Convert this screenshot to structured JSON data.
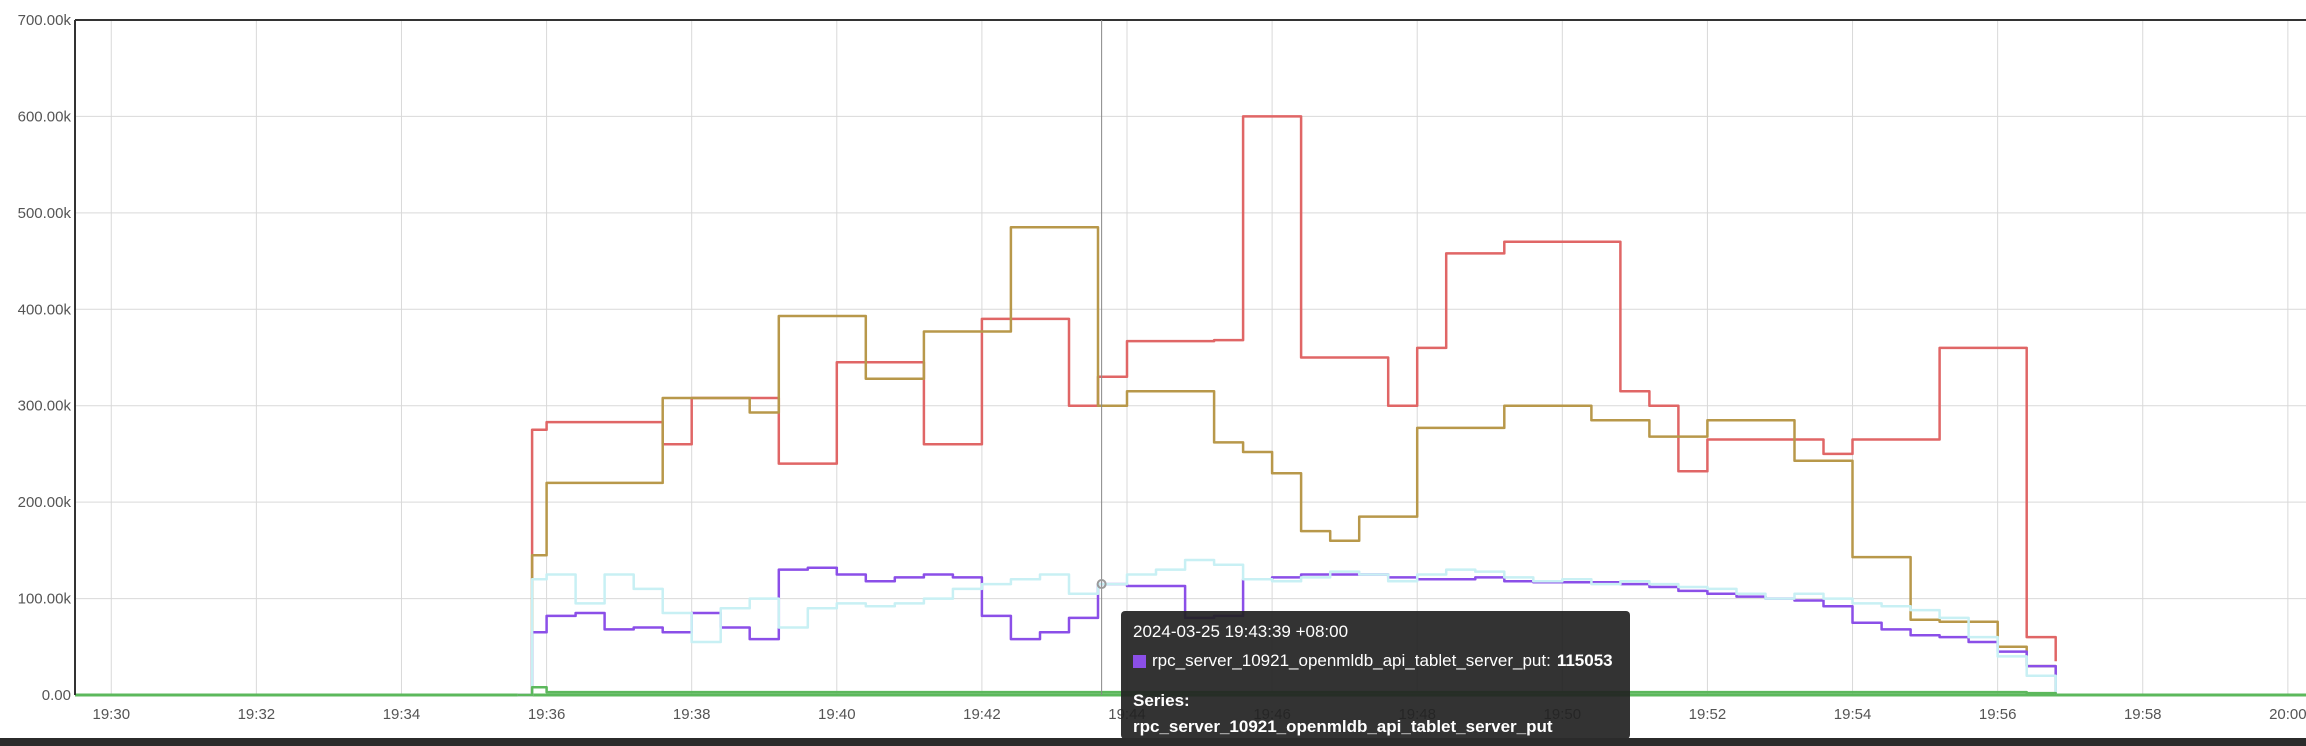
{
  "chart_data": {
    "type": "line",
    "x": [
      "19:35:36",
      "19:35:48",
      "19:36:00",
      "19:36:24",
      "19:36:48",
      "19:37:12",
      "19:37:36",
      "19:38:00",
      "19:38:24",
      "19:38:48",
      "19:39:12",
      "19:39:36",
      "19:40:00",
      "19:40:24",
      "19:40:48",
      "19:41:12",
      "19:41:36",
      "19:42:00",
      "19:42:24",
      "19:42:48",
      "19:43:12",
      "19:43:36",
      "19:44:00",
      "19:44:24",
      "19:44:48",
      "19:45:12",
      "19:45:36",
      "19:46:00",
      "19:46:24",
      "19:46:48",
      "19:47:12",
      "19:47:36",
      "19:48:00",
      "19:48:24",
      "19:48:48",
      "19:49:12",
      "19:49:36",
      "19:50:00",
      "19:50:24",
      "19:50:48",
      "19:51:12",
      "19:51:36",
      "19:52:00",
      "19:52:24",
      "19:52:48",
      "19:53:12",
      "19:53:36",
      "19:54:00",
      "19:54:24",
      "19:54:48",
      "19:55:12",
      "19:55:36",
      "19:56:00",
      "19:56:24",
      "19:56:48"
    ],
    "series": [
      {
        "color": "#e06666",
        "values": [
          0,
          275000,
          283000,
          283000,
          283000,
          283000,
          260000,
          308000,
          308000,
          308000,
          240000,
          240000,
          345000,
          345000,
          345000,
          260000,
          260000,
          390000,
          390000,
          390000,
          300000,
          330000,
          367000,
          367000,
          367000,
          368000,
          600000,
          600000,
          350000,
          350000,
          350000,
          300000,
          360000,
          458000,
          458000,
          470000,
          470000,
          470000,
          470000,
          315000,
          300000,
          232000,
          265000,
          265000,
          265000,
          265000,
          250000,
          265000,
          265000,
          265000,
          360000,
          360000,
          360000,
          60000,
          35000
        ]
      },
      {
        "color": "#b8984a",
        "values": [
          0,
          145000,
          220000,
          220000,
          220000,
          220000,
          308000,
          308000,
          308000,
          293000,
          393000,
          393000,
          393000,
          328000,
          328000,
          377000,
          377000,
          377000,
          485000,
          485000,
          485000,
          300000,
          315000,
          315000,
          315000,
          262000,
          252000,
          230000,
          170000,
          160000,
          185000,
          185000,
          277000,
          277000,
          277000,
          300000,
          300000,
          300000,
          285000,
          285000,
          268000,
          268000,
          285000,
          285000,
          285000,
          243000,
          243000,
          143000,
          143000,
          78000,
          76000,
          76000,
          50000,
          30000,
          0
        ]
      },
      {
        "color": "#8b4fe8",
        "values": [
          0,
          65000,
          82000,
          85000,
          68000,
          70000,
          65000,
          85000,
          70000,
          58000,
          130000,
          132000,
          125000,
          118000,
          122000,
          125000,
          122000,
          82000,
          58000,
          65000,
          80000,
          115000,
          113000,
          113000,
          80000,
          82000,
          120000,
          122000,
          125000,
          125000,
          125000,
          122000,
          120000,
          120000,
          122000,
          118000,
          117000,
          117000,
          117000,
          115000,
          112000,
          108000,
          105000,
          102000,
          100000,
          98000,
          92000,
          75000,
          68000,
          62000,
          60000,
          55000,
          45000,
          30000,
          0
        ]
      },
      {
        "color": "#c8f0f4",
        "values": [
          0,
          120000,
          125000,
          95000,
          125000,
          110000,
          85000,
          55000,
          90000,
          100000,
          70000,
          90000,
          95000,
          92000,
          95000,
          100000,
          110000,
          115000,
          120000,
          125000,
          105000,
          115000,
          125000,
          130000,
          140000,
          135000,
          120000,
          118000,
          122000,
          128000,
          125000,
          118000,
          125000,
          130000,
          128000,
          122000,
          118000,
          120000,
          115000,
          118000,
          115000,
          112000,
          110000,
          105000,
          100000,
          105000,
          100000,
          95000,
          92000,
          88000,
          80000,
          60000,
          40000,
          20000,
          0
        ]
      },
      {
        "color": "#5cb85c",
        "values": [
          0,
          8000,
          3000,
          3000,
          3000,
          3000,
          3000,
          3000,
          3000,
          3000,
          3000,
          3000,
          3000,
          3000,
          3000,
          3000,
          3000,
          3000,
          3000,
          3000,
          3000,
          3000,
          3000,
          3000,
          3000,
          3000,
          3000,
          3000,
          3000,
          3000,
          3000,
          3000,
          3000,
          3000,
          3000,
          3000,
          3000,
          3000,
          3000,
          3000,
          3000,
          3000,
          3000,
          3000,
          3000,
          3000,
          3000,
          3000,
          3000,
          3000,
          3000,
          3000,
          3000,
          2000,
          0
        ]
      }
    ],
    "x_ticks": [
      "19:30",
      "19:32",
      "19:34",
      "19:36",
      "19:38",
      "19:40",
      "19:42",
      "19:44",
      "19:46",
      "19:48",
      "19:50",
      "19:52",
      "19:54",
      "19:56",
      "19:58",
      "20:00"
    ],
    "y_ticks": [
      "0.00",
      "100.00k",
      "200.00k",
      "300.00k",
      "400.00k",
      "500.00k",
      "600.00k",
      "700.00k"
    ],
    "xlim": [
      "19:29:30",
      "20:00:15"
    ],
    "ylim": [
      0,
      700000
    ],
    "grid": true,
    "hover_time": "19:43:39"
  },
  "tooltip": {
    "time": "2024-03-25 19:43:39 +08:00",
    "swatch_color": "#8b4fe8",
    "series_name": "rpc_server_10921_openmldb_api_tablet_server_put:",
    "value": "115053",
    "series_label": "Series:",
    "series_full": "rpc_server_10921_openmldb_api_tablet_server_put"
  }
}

============

Stated task
Exclude the pictures, and transcribe all of the material exactly.

Complete response
Convert this screenshot to structured JSON data.
{
  "chart_data": {
    "type": "line",
    "x": [
      "19:35:36",
      "19:35:48",
      "19:36:00",
      "19:36:24",
      "19:36:48",
      "19:37:12",
      "19:37:36",
      "19:38:00",
      "19:38:24",
      "19:38:48",
      "19:39:12",
      "19:39:36",
      "19:40:00",
      "19:40:24",
      "19:40:48",
      "19:41:12",
      "19:41:36",
      "19:42:00",
      "19:42:24",
      "19:42:48",
      "19:43:12",
      "19:43:36",
      "19:44:00",
      "19:44:24",
      "19:44:48",
      "19:45:12",
      "19:45:36",
      "19:46:00",
      "19:46:24",
      "19:46:48",
      "19:47:12",
      "19:47:36",
      "19:48:00",
      "19:48:24",
      "19:48:48",
      "19:49:12",
      "19:49:36",
      "19:50:00",
      "19:50:24",
      "19:50:48",
      "19:51:12",
      "19:51:36",
      "19:52:00",
      "19:52:24",
      "19:52:48",
      "19:53:12",
      "19:53:36",
      "19:54:00",
      "19:54:24",
      "19:54:48",
      "19:55:12",
      "19:55:36",
      "19:56:00",
      "19:56:24",
      "19:56:48"
    ],
    "series": [
      {
        "color": "#e06666",
        "values": [
          0,
          275000,
          283000,
          283000,
          283000,
          283000,
          260000,
          308000,
          308000,
          308000,
          240000,
          240000,
          345000,
          345000,
          345000,
          260000,
          260000,
          390000,
          390000,
          390000,
          300000,
          330000,
          367000,
          367000,
          367000,
          368000,
          600000,
          600000,
          350000,
          350000,
          350000,
          300000,
          360000,
          458000,
          458000,
          470000,
          470000,
          470000,
          470000,
          315000,
          300000,
          232000,
          265000,
          265000,
          265000,
          265000,
          250000,
          265000,
          265000,
          265000,
          360000,
          360000,
          360000,
          60000,
          35000
        ]
      },
      {
        "color": "#b8984a",
        "values": [
          0,
          145000,
          220000,
          220000,
          220000,
          220000,
          308000,
          308000,
          308000,
          293000,
          393000,
          393000,
          393000,
          328000,
          328000,
          377000,
          377000,
          377000,
          485000,
          485000,
          485000,
          300000,
          315000,
          315000,
          315000,
          262000,
          252000,
          230000,
          170000,
          160000,
          185000,
          185000,
          277000,
          277000,
          277000,
          300000,
          300000,
          300000,
          285000,
          285000,
          268000,
          268000,
          285000,
          285000,
          285000,
          243000,
          243000,
          143000,
          143000,
          78000,
          76000,
          76000,
          50000,
          30000,
          0
        ]
      },
      {
        "color": "#8b4fe8",
        "values": [
          0,
          65000,
          82000,
          85000,
          68000,
          70000,
          65000,
          85000,
          70000,
          58000,
          130000,
          132000,
          125000,
          118000,
          122000,
          125000,
          122000,
          82000,
          58000,
          65000,
          80000,
          115000,
          113000,
          113000,
          80000,
          82000,
          120000,
          122000,
          125000,
          125000,
          125000,
          122000,
          120000,
          120000,
          122000,
          118000,
          117000,
          117000,
          117000,
          115000,
          112000,
          108000,
          105000,
          102000,
          100000,
          98000,
          92000,
          75000,
          68000,
          62000,
          60000,
          55000,
          45000,
          30000,
          0
        ]
      },
      {
        "color": "#c8f0f4",
        "values": [
          0,
          120000,
          125000,
          95000,
          125000,
          110000,
          85000,
          55000,
          90000,
          100000,
          70000,
          90000,
          95000,
          92000,
          95000,
          100000,
          110000,
          115000,
          120000,
          125000,
          105000,
          115000,
          125000,
          130000,
          140000,
          135000,
          120000,
          118000,
          122000,
          128000,
          125000,
          118000,
          125000,
          130000,
          128000,
          122000,
          118000,
          120000,
          115000,
          118000,
          115000,
          112000,
          110000,
          105000,
          100000,
          105000,
          100000,
          95000,
          92000,
          88000,
          80000,
          60000,
          40000,
          20000,
          0
        ]
      },
      {
        "color": "#5cb85c",
        "values": [
          0,
          8000,
          3000,
          3000,
          3000,
          3000,
          3000,
          3000,
          3000,
          3000,
          3000,
          3000,
          3000,
          3000,
          3000,
          3000,
          3000,
          3000,
          3000,
          3000,
          3000,
          3000,
          3000,
          3000,
          3000,
          3000,
          3000,
          3000,
          3000,
          3000,
          3000,
          3000,
          3000,
          3000,
          3000,
          3000,
          3000,
          3000,
          3000,
          3000,
          3000,
          3000,
          3000,
          3000,
          3000,
          3000,
          3000,
          3000,
          3000,
          3000,
          3000,
          3000,
          3000,
          2000,
          0
        ]
      }
    ],
    "x_ticks": [
      "19:30",
      "19:32",
      "19:34",
      "19:36",
      "19:38",
      "19:40",
      "19:42",
      "19:44",
      "19:46",
      "19:48",
      "19:50",
      "19:52",
      "19:54",
      "19:56",
      "19:58",
      "20:00"
    ],
    "y_ticks": [
      "0.00",
      "100.00k",
      "200.00k",
      "300.00k",
      "400.00k",
      "500.00k",
      "600.00k",
      "700.00k"
    ],
    "xlim": [
      "19:29:30",
      "20:00:15"
    ],
    "ylim": [
      0,
      700000
    ],
    "grid": true,
    "hover_time": "19:43:39"
  },
  "tooltip": {
    "time": "2024-03-25 19:43:39 +08:00",
    "swatch_color": "#8b4fe8",
    "series_name": "rpc_server_10921_openmldb_api_tablet_server_put:",
    "value": "115053",
    "series_label": "Series:",
    "series_full": "rpc_server_10921_openmldb_api_tablet_server_put"
  }
}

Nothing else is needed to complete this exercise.